#### Task requirements
Scan the data below for the string "weight". Copy every line where it appears.

Data records
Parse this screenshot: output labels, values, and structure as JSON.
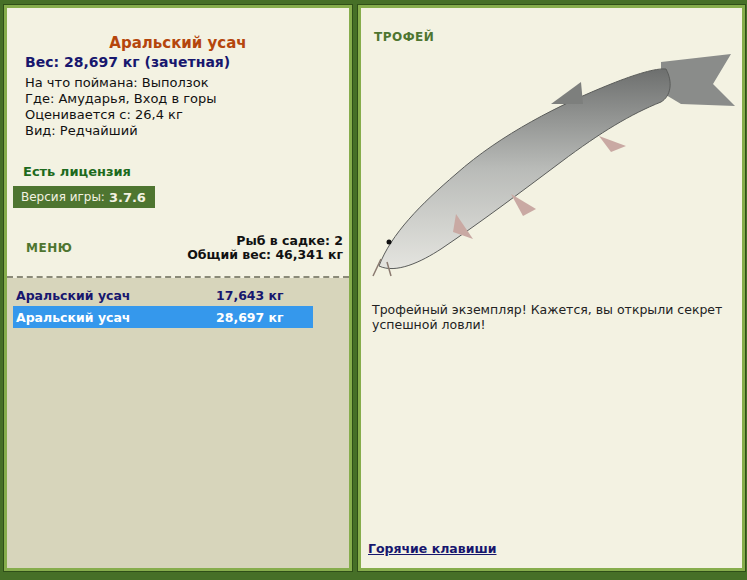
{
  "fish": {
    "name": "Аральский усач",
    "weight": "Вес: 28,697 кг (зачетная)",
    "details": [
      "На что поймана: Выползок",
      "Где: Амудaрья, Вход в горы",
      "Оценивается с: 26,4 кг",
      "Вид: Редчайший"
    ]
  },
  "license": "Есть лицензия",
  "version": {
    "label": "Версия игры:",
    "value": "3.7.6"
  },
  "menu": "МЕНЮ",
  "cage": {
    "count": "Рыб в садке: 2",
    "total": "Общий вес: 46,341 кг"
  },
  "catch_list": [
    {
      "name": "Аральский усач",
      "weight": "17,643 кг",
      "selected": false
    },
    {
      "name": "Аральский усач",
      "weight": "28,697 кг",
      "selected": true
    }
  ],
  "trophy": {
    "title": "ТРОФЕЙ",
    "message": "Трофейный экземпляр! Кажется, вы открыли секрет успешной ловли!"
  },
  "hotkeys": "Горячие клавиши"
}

* * *

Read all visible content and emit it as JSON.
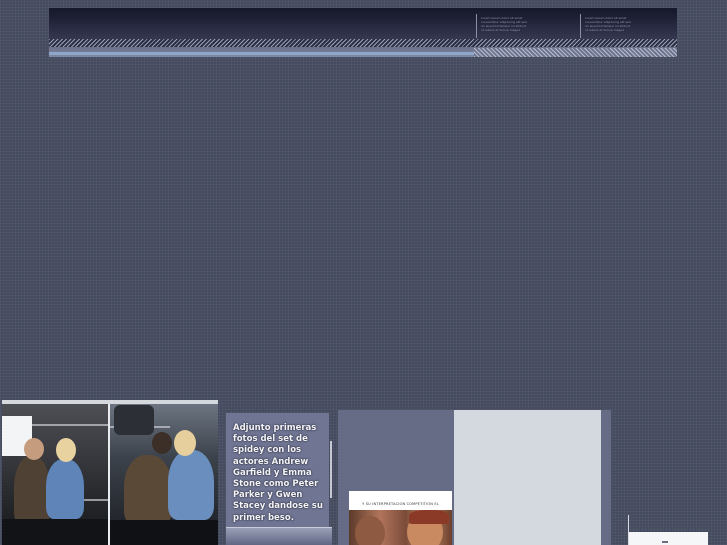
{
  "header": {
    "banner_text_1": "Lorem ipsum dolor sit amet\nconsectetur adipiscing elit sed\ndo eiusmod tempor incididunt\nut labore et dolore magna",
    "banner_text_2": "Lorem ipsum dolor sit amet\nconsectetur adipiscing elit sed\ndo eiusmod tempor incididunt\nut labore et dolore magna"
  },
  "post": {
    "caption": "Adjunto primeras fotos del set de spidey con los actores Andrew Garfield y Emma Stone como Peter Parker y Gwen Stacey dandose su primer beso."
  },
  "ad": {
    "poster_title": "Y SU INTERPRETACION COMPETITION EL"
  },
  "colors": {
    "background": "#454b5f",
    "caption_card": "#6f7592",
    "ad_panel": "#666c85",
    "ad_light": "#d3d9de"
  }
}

#### Exercise answer
    "weight": "Вес: 28,697 кг (зачетная)",
      "weight": "17,643 кг",
      "weight": "28,697 кг",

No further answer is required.